Given exercise: Output the data that follows exactly, line for line.

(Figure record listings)
● ● ●

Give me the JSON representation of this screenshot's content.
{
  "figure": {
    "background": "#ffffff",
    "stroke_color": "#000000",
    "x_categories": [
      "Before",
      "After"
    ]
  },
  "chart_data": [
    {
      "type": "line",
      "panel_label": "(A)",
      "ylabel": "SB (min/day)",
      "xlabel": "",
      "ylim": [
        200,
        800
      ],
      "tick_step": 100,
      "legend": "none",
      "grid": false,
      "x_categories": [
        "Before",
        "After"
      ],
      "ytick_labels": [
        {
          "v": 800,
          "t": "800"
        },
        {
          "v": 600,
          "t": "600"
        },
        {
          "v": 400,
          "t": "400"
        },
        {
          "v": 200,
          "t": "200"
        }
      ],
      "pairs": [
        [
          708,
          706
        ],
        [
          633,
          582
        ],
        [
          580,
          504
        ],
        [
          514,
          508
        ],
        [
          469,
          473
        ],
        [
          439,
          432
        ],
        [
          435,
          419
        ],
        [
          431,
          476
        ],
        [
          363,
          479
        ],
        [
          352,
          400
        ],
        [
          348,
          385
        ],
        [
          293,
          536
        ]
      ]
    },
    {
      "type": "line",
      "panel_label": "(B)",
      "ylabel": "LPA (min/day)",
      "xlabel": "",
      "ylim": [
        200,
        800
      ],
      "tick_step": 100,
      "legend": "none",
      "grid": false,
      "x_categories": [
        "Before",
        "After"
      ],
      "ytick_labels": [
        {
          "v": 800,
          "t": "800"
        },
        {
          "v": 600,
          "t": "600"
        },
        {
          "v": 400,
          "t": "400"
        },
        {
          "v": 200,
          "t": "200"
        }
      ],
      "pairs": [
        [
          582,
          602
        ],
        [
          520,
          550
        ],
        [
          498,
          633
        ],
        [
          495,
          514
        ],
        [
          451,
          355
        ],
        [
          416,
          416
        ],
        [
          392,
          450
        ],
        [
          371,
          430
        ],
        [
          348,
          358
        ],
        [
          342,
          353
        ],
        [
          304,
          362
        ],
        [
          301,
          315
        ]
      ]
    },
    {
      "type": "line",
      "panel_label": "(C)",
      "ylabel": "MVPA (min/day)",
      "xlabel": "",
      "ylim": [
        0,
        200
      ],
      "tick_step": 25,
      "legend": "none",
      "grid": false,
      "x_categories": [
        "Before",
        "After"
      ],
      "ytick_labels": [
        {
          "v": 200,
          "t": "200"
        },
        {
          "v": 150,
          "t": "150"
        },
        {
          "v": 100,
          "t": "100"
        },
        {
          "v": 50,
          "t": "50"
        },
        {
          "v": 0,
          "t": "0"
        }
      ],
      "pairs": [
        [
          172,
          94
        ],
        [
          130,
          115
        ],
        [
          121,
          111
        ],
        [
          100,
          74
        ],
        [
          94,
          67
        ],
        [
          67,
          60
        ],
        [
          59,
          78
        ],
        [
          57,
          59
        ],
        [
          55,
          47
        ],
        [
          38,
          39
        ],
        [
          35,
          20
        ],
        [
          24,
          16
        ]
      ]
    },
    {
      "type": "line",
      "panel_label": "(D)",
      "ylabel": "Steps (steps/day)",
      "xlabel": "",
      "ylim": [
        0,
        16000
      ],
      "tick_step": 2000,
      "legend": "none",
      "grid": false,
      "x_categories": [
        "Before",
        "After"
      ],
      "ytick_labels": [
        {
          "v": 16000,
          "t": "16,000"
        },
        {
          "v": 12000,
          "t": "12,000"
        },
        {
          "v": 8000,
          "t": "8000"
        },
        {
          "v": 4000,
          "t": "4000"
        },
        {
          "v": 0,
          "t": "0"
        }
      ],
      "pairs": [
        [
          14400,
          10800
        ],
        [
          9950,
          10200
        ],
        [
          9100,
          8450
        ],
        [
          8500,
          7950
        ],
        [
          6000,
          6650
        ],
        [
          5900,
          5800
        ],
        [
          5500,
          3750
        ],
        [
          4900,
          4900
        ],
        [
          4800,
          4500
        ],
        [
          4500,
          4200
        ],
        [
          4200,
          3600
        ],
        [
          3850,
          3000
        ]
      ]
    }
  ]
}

● ● ●

Task result:
Give me the JSON representation of this screenshot's content.
{
  "figure": {
    "background": "#ffffff",
    "stroke_color": "#000000",
    "x_categories": [
      "Before",
      "After"
    ]
  },
  "chart_data": [
    {
      "type": "line",
      "panel_label": "(A)",
      "ylabel": "SB (min/day)",
      "xlabel": "",
      "ylim": [
        200,
        800
      ],
      "tick_step": 100,
      "legend": "none",
      "grid": false,
      "x_categories": [
        "Before",
        "After"
      ],
      "ytick_labels": [
        {
          "v": 800,
          "t": "800"
        },
        {
          "v": 600,
          "t": "600"
        },
        {
          "v": 400,
          "t": "400"
        },
        {
          "v": 200,
          "t": "200"
        }
      ],
      "pairs": [
        [
          708,
          706
        ],
        [
          633,
          582
        ],
        [
          580,
          504
        ],
        [
          514,
          508
        ],
        [
          469,
          473
        ],
        [
          439,
          432
        ],
        [
          435,
          419
        ],
        [
          431,
          476
        ],
        [
          363,
          479
        ],
        [
          352,
          400
        ],
        [
          348,
          385
        ],
        [
          293,
          536
        ]
      ]
    },
    {
      "type": "line",
      "panel_label": "(B)",
      "ylabel": "LPA (min/day)",
      "xlabel": "",
      "ylim": [
        200,
        800
      ],
      "tick_step": 100,
      "legend": "none",
      "grid": false,
      "x_categories": [
        "Before",
        "After"
      ],
      "ytick_labels": [
        {
          "v": 800,
          "t": "800"
        },
        {
          "v": 600,
          "t": "600"
        },
        {
          "v": 400,
          "t": "400"
        },
        {
          "v": 200,
          "t": "200"
        }
      ],
      "pairs": [
        [
          582,
          602
        ],
        [
          520,
          550
        ],
        [
          498,
          633
        ],
        [
          495,
          514
        ],
        [
          451,
          355
        ],
        [
          416,
          416
        ],
        [
          392,
          450
        ],
        [
          371,
          430
        ],
        [
          348,
          358
        ],
        [
          342,
          353
        ],
        [
          304,
          362
        ],
        [
          301,
          315
        ]
      ]
    },
    {
      "type": "line",
      "panel_label": "(C)",
      "ylabel": "MVPA (min/day)",
      "xlabel": "",
      "ylim": [
        0,
        200
      ],
      "tick_step": 25,
      "legend": "none",
      "grid": false,
      "x_categories": [
        "Before",
        "After"
      ],
      "ytick_labels": [
        {
          "v": 200,
          "t": "200"
        },
        {
          "v": 150,
          "t": "150"
        },
        {
          "v": 100,
          "t": "100"
        },
        {
          "v": 50,
          "t": "50"
        },
        {
          "v": 0,
          "t": "0"
        }
      ],
      "pairs": [
        [
          172,
          94
        ],
        [
          130,
          115
        ],
        [
          121,
          111
        ],
        [
          100,
          74
        ],
        [
          94,
          67
        ],
        [
          67,
          60
        ],
        [
          59,
          78
        ],
        [
          57,
          59
        ],
        [
          55,
          47
        ],
        [
          38,
          39
        ],
        [
          35,
          20
        ],
        [
          24,
          16
        ]
      ]
    },
    {
      "type": "line",
      "panel_label": "(D)",
      "ylabel": "Steps (steps/day)",
      "xlabel": "",
      "ylim": [
        0,
        16000
      ],
      "tick_step": 2000,
      "legend": "none",
      "grid": false,
      "x_categories": [
        "Before",
        "After"
      ],
      "ytick_labels": [
        {
          "v": 16000,
          "t": "16,000"
        },
        {
          "v": 12000,
          "t": "12,000"
        },
        {
          "v": 8000,
          "t": "8000"
        },
        {
          "v": 4000,
          "t": "4000"
        },
        {
          "v": 0,
          "t": "0"
        }
      ],
      "pairs": [
        [
          14400,
          10800
        ],
        [
          9950,
          10200
        ],
        [
          9100,
          8450
        ],
        [
          8500,
          7950
        ],
        [
          6000,
          6650
        ],
        [
          5900,
          5800
        ],
        [
          5500,
          3750
        ],
        [
          4900,
          4900
        ],
        [
          4800,
          4500
        ],
        [
          4500,
          4200
        ],
        [
          4200,
          3600
        ],
        [
          3850,
          3000
        ]
      ]
    }
  ]
}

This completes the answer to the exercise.